_Problem description_
Look for the string "Automotive" and copy every line that has it.

Dataset records:

———

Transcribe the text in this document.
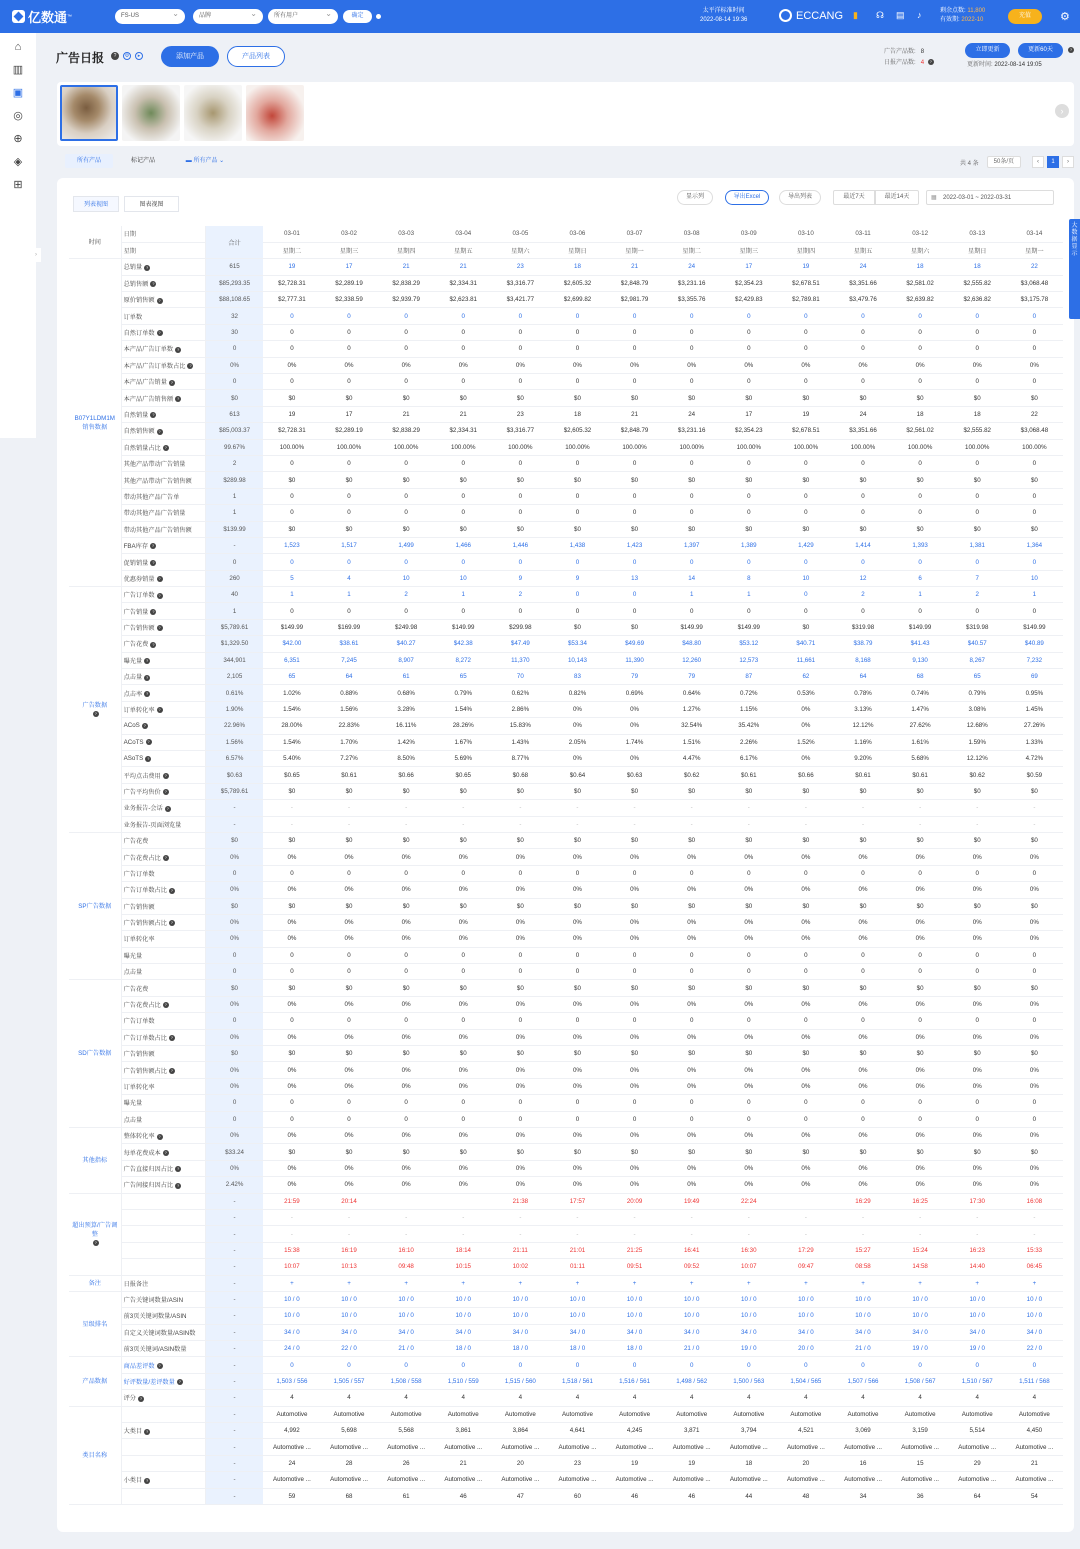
亿数通 ™	FS-US ⌄	品牌 ⌄	所有用户 ⌄	确定
太平洋标准时间
2022-08-14 19:36	ECCANG ▮ ☊ ▤ ♪	剩余点数: 11,800
有效期: 2022-10
充值	⚙
⌂
▥
▣
◎
⊕
◈
⊞
›
广告日报	?	⚙	▸	添加产品	产品列表
广告产品数: 8
日报产品数: 4 ?
立即更新	更新60天	?
更新时间: 2022-08-14 19:05
›
所有产品	标记产品	▬ 所有产品 ⌄	共 4 条	50条/页	‹	1	›
列表视图	图表视图
显示列	导出Excel	导出列表	最近7天	最近14天	▦ 2022-03-01 ~ 2022-03-31
时间	日期	合计	03-01	03-02	03-03	03-04	03-05	03-06	03-07	03-08	03-09	03-10	03-11	03-12	03-13	03-14
	星期		星期二	星期三	星期四	星期五	星期六	星期日	星期一	星期二	星期三	星期四	星期五	星期六	星期日	星期一
B07Y1LDM1M 销售数据	总销量 ?	615	19	17	21	21	23	18	21	24	17	19	24	18	18	22
	总销售额 ?	$85,293.35	$2,728.31	$2,289.19	$2,838.29	$2,334.31	$3,316.77	$2,605.32	$2,848.79	$3,231.16	$2,354.23	$2,678.51	$3,351.66	$2,581.02	$2,555.82	$3,068.48
	原价销售额 ?	$88,108.65	$2,777.31	$2,338.59	$2,939.79	$2,623.81	$3,421.77	$2,699.82	$2,981.79	$3,355.76	$2,429.83	$2,789.81	$3,479.76	$2,639.82	$2,636.82	$3,175.78
	订单数	32	0	0	0	0	0	0	0	0	0	0	0	0	0	0
	自然订单数 ?	30	0	0	0	0	0	0	0	0	0	0	0	0	0	0
	本产品广告订单数 ?	0	0	0	0	0	0	0	0	0	0	0	0	0	0	0
	本产品广告订单数占比 ?	0%	0%	0%	0%	0%	0%	0%	0%	0%	0%	0%	0%	0%	0%	0%
	本产品广告销量 ?	0	0	0	0	0	0	0	0	0	0	0	0	0	0	0
	本产品广告销售额 ?	$0	$0	$0	$0	$0	$0	$0	$0	$0	$0	$0	$0	$0	$0	$0
	自然销量 ?	613	19	17	21	21	23	18	21	24	17	19	24	18	18	22
	自然销售额 ?	$85,003.37	$2,728.31	$2,289.19	$2,838.29	$2,334.31	$3,316.77	$2,605.32	$2,848.79	$3,231.16	$2,354.23	$2,678.51	$3,351.66	$2,561.02	$2,555.82	$3,068.48
	自然销量占比 ?	99.67%	100.00%	100.00%	100.00%	100.00%	100.00%	100.00%	100.00%	100.00%	100.00%	100.00%	100.00%	100.00%	100.00%	100.00%
	其他产品带动广告销量	2	0	0	0	0	0	0	0	0	0	0	0	0	0	0
	其他产品带动广告销售额	$289.98	$0	$0	$0	$0	$0	$0	$0	$0	$0	$0	$0	$0	$0	$0
	带动其他产品广告单	1	0	0	0	0	0	0	0	0	0	0	0	0	0	0
	带动其他产品广告销量	1	0	0	0	0	0	0	0	0	0	0	0	0	0	0
	带动其他产品广告销售额	$139.99	$0	$0	$0	$0	$0	$0	$0	$0	$0	$0	$0	$0	$0	$0
	FBA库存 ?	-	1,523	1,517	1,499	1,466	1,446	1,438	1,423	1,397	1,389	1,429	1,414	1,393	1,381	1,364
	促销销量 ?	0	0	0	0	0	0	0	0	0	0	0	0	0	0	0
	优惠券销量 ?	260	5	4	10	10	9	9	13	14	8	10	12	6	7	10
广告数据
?	广告订单数 ?	40	1	1	2	1	2	0	0	1	1	0	2	1	2	1
	广告销量 ?	1	0	0	0	0	0	0	0	0	0	0	0	0	0	0
	广告销售额 ?	$5,789.61	$149.99	$169.99	$249.98	$149.99	$299.98	$0	$0	$149.99	$149.99	$0	$319.98	$149.99	$319.98	$149.99
	广告花费 ?	$1,329.50	$42.00	$38.61	$40.27	$42.38	$47.49	$53.34	$49.69	$48.80	$53.12	$40.71	$38.79	$41.43	$40.57	$40.89
	曝光量 ?	344,901	6,351	7,245	8,907	8,272	11,370	10,143	11,390	12,260	12,573	11,661	8,168	9,130	8,267	7,232
	点击量 ?	2,105	65	64	61	65	70	83	79	79	87	62	64	68	65	69
	点击率 ?	0.61%	1.02%	0.88%	0.68%	0.79%	0.62%	0.82%	0.69%	0.64%	0.72%	0.53%	0.78%	0.74%	0.79%	0.95%
	订单转化率 ?	1.90%	1.54%	1.56%	3.28%	1.54%	2.86%	0%	0%	1.27%	1.15%	0%	3.13%	1.47%	3.08%	1.45%
	ACoS ?	22.96%	28.00%	22.83%	16.11%	28.26%	15.83%	0%	0%	32.54%	35.42%	0%	12.12%	27.62%	12.68%	27.26%
	ACoTS ?	1.56%	1.54%	1.70%	1.42%	1.67%	1.43%	2.05%	1.74%	1.51%	2.26%	1.52%	1.16%	1.61%	1.59%	1.33%
	ASoTS ?	6.57%	5.40%	7.27%	8.50%	5.69%	8.77%	0%	0%	4.47%	6.17%	0%	9.20%	5.68%	12.12%	4.72%
	平均点击费用 ?	$0.63	$0.65	$0.61	$0.66	$0.65	$0.68	$0.64	$0.63	$0.62	$0.61	$0.66	$0.61	$0.61	$0.62	$0.59
	广告平均售价 ?	$5,789.61	$0	$0	$0	$0	$0	$0	$0	$0	$0	$0	$0	$0	$0	$0
	业务报告-会话 ?	-	-	-	-	-	-	-	-	-	-	-	-	-	-	-
	业务报告-页面浏览量	-	-	-	-	-	-	-	-	-	-	-	-	-	-	-
SP广告数据	广告花费	$0	$0	$0	$0	$0	$0	$0	$0	$0	$0	$0	$0	$0	$0	$0
	广告花费占比 ?	0%	0%	0%	0%	0%	0%	0%	0%	0%	0%	0%	0%	0%	0%	0%
	广告订单数	0	0	0	0	0	0	0	0	0	0	0	0	0	0	0
	广告订单数占比 ?	0%	0%	0%	0%	0%	0%	0%	0%	0%	0%	0%	0%	0%	0%	0%
	广告销售额	$0	$0	$0	$0	$0	$0	$0	$0	$0	$0	$0	$0	$0	$0	$0
	广告销售额占比 ?	0%	0%	0%	0%	0%	0%	0%	0%	0%	0%	0%	0%	0%	0%	0%
	订单转化率	0%	0%	0%	0%	0%	0%	0%	0%	0%	0%	0%	0%	0%	0%	0%
	曝光量	0	0	0	0	0	0	0	0	0	0	0	0	0	0	0
	点击量	0	0	0	0	0	0	0	0	0	0	0	0	0	0	0
SD广告数据	广告花费	$0	$0	$0	$0	$0	$0	$0	$0	$0	$0	$0	$0	$0	$0	$0
	广告花费占比 ?	0%	0%	0%	0%	0%	0%	0%	0%	0%	0%	0%	0%	0%	0%	0%
	广告订单数	0	0	0	0	0	0	0	0	0	0	0	0	0	0	0
	广告订单数占比 ?	0%	0%	0%	0%	0%	0%	0%	0%	0%	0%	0%	0%	0%	0%	0%
	广告销售额	$0	$0	$0	$0	$0	$0	$0	$0	$0	$0	$0	$0	$0	$0	$0
	广告销售额占比 ?	0%	0%	0%	0%	0%	0%	0%	0%	0%	0%	0%	0%	0%	0%	0%
	订单转化率	0%	0%	0%	0%	0%	0%	0%	0%	0%	0%	0%	0%	0%	0%	0%
	曝光量	0	0	0	0	0	0	0	0	0	0	0	0	0	0	0
	点击量	0	0	0	0	0	0	0	0	0	0	0	0	0	0	0
其他指标	整体转化率 ?	0%	0%	0%	0%	0%	0%	0%	0%	0%	0%	0%	0%	0%	0%	0%
	每单花费成本 ?	$33.24	$0	$0	$0	$0	$0	$0	$0	$0	$0	$0	$0	$0	$0	$0
	广告直接归因占比 ?	0%	0%	0%	0%	0%	0%	0%	0%	0%	0%	0%	0%	0%	0%	0%
	广告间接归因占比 ?	2.42%	0%	0%	0%	0%	0%	0%	0%	0%	0%	0%	0%	0%	0%	0%
超出预算/广告调整
?		-	21:59	20:14			21:38	17:57	20:09	19:49	22:24		16:29	16:25	17:30	16:08
		-	-	-	-	-	-	-	-	-	-	-	-	-	-	-
		-	-	-	-	-	-	-	-	-	-	-	-	-	-	-
		-	15:38	16:19	16:10	18:14	21:11	21:01	21:25	16:41	16:30	17:29	15:27	15:24	16:23	15:33
		-	10:07	10:13	09:48	10:15	10:02	01:11	09:51	09:52	10:07	09:47	08:58	14:58	14:40	06:45
备注	日报备注	-	+	+	+	+	+	+	+	+	+	+	+	+	+	+
星级排名	广告关键词数量/ASIN	-	10 / 0	10 / 0	10 / 0	10 / 0	10 / 0	10 / 0	10 / 0	10 / 0	10 / 0	10 / 0	10 / 0	10 / 0	10 / 0	10 / 0
	前3页关键词数量/ASIN	-	10 / 0	10 / 0	10 / 0	10 / 0	10 / 0	10 / 0	10 / 0	10 / 0	10 / 0	10 / 0	10 / 0	10 / 0	10 / 0	10 / 0
	自定义关键词数量/ASIN数	-	34 / 0	34 / 0	34 / 0	34 / 0	34 / 0	34 / 0	34 / 0	34 / 0	34 / 0	34 / 0	34 / 0	34 / 0	34 / 0	34 / 0
	前3页关键词/ASIN数量	-	24 / 0	22 / 0	21 / 0	18 / 0	18 / 0	18 / 0	18 / 0	21 / 0	19 / 0	20 / 0	21 / 0	19 / 0	19 / 0	22 / 0
产品数据	商品差评数 ?	-	0	0	0	0	0	0	0	0	0	0	0	0	0	0
	好评数量/差评数量 ?	-	1,503 / 556	1,505 / 557	1,508 / 558	1,510 / 559	1,515 / 560	1,518 / 561	1,516 / 561	1,498 / 562	1,500 / 563	1,504 / 565	1,507 / 566	1,508 / 567	1,510 / 567	1,511 / 568
	评分 ?	-	4	4	4	4	4	4	4	4	4	4	4	4	4	4
类目名称		-	Automotive	Automotive	Automotive	Automotive	Automotive	Automotive	Automotive	Automotive	Automotive	Automotive	Automotive	Automotive	Automotive	Automotive
	大类目 ?	-	4,992	5,698	5,568	3,861	3,864	4,641	4,245	3,871	3,794	4,521	3,069	3,159	5,514	4,450
		-	Automotive ...	Automotive ...	Automotive ...	Automotive ...	Automotive ...	Automotive ...	Automotive ...	Automotive ...	Automotive ...	Automotive ...	Automotive ...	Automotive ...	Automotive ...	Automotive ...
		-	24	28	26	21	20	23	19	19	18	20	16	15	29	21
	小类目 ?	-	Automotive ...	Automotive ...	Automotive ...	Automotive ...	Automotive ...	Automotive ...	Automotive ...	Automotive ...	Automotive ...	Automotive ...	Automotive ...	Automotive ...	Automotive ...	Automotive ...
		-	59	68	61	46	47	60	46	46	44	48	34	36	64	54
大数据显示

———

_The reply_
类目名称		-	Automotive	Automotive	Automotive	Automotive	Automotive	Automotive	Automotive	Automotive	Automotive	Automotive	Automotive	Automotive	Automotive	Automotive
		-	Automotive ...	Automotive ...	Automotive ...	Automotive ...	Automotive ...	Automotive ...	Automotive ...	Automotive ...	Automotive ...	Automotive ...	Automotive ...	Automotive ...	Automotive ...	Automotive ...
	小类目 ?	-	Automotive ...	Automotive ...	Automotive ...	Automotive ...	Automotive ...	Automotive ...	Automotive ...	Automotive ...	Automotive ...	Automotive ...	Automotive ...	Automotive ...	Automotive ...	Automotive ...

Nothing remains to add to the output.